» **Source extract**:
BEGIN

As long as the country's most vulnerable are vaccinated New Zealand will be protected from a "severe outbreak", a top epidemiologist says.
The comments came yesterday in response to a political dispute over whether the general rollout had been delayed.
The Ministry of Health on Friday quietly updated its vaccination timeline for group four, the general population.
That rollout will now begin at the end of July; previously, the official advice was "from July", with the wording changed on the website without any official announcement.
National's Covid-19 spokesman, Chris Bishop, said it looked like a "surreptitious attempt to hide the fact our vaccination roll out is slow".
It followed a similar situation in April when the Ministry website was updated for when group three - over-65s and those most vulnerable - would be vaccinated from "May" to "late May".
It also comes a week after Auditor-General John Ryan's review of the rollout found a "real risk" that not everybody would be vaccinated by the end of year as planned.

END

[Document layout analysis data]

BEGIN

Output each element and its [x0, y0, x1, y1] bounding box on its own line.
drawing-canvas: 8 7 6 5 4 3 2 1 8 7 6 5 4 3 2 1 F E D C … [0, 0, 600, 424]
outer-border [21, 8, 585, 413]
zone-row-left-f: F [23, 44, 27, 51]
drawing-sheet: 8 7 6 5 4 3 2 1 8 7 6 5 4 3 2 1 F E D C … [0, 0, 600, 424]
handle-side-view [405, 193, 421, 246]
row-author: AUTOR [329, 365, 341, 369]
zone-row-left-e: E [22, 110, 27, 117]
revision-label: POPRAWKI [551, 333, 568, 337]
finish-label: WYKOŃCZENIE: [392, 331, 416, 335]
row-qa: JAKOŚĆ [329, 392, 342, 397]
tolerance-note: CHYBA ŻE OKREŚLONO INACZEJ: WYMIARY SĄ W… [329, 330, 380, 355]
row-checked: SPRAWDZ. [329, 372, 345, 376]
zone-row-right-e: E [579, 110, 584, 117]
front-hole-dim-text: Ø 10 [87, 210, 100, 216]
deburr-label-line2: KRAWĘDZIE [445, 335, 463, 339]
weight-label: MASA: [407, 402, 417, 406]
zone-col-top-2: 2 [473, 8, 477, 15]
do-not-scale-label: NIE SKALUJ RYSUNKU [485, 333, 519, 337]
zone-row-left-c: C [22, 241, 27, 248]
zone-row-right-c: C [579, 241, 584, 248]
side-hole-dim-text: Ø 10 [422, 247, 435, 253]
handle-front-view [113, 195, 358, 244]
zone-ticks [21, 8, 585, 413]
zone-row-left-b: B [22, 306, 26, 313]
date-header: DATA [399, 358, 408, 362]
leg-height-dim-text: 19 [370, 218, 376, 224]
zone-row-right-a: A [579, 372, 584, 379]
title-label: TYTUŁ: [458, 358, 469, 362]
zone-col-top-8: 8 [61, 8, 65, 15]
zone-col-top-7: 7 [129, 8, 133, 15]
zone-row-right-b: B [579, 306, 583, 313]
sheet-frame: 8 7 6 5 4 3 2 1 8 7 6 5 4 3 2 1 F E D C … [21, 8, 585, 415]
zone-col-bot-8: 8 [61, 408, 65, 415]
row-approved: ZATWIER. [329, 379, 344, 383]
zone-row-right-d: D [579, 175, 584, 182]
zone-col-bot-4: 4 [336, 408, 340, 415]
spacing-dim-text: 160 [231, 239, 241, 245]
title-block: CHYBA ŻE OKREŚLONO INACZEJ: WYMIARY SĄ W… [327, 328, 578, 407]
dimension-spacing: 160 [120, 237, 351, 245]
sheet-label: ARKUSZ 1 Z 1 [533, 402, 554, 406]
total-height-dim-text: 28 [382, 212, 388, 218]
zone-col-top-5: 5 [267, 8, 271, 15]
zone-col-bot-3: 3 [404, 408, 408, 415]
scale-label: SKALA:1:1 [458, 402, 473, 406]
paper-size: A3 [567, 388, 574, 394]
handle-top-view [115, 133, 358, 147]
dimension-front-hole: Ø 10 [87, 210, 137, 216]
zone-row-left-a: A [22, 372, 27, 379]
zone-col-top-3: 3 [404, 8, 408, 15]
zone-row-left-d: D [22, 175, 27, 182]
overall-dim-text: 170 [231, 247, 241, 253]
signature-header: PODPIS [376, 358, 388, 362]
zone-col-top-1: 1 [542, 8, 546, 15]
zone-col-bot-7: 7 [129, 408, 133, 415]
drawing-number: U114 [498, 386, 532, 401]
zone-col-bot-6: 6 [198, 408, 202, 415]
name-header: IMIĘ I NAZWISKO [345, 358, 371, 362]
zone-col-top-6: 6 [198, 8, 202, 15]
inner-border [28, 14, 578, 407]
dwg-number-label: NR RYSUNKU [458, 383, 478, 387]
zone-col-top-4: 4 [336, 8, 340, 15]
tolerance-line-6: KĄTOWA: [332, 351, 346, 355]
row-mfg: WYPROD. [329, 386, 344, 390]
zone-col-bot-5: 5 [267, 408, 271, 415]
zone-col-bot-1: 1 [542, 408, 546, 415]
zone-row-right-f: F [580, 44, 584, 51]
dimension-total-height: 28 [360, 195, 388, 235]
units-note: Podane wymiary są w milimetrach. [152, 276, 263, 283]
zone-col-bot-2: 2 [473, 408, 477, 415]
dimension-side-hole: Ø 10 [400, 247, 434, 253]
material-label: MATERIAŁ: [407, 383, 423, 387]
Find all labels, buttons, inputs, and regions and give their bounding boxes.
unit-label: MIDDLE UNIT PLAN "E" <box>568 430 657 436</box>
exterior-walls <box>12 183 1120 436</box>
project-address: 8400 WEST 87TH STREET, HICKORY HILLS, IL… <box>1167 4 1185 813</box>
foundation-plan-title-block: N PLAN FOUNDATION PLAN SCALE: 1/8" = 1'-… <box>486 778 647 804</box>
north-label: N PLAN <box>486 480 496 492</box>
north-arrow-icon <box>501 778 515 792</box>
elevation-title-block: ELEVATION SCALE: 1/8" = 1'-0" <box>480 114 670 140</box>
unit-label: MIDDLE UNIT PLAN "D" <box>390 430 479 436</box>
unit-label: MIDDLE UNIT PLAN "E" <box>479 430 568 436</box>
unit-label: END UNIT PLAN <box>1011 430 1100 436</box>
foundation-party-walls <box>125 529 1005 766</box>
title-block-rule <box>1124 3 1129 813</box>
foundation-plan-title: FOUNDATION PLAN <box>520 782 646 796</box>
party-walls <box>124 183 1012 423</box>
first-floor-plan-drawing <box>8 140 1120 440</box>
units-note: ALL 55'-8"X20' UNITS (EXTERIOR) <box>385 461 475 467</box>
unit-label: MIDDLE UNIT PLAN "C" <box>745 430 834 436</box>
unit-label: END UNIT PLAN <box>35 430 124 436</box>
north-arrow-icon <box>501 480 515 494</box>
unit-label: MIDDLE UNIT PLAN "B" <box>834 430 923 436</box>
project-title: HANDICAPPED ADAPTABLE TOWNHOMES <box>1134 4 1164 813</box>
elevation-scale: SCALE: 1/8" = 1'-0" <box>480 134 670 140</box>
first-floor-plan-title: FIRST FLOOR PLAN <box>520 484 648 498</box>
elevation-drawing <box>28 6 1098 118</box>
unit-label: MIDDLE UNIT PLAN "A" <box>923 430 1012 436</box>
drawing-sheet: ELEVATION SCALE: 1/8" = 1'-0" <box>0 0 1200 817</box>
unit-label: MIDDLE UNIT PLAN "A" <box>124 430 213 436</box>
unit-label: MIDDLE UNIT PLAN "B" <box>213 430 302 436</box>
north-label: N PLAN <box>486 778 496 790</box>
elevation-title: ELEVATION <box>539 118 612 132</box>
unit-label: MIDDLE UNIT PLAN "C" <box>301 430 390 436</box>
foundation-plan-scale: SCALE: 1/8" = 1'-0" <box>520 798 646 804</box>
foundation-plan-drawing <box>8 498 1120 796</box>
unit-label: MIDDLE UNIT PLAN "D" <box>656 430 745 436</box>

END

» **Assignment 1**:
Can you summarize the vaccine rollout article in two sentences?
» **Assignment 2**:
Could you copy the vaccine rollout article from "The comments came" up to and including "the general population."?

» **Exercise result 1**:
A top epidemiologist says New Zealand will be protected from a "severe outbreak" as long as its most vulnerable are vaccinated, a comment made in response to a political dispute over whether the general rollout had been delayed. The Ministry of Health quietly changed the start for the general population to the end of July, which National's Chris Bishop called an attempt to hide a slow rollout, and this came a week after the Auditor-General's review found a "real risk" that not everybody would be vaccinated by the end of the year.

» **Exercise result 2**:
The comments came yesterday in response to a political dispute over whether the general rollout had been delayed.
The Ministry of Health on Friday quietly updated its vaccination timeline for group four, the general population.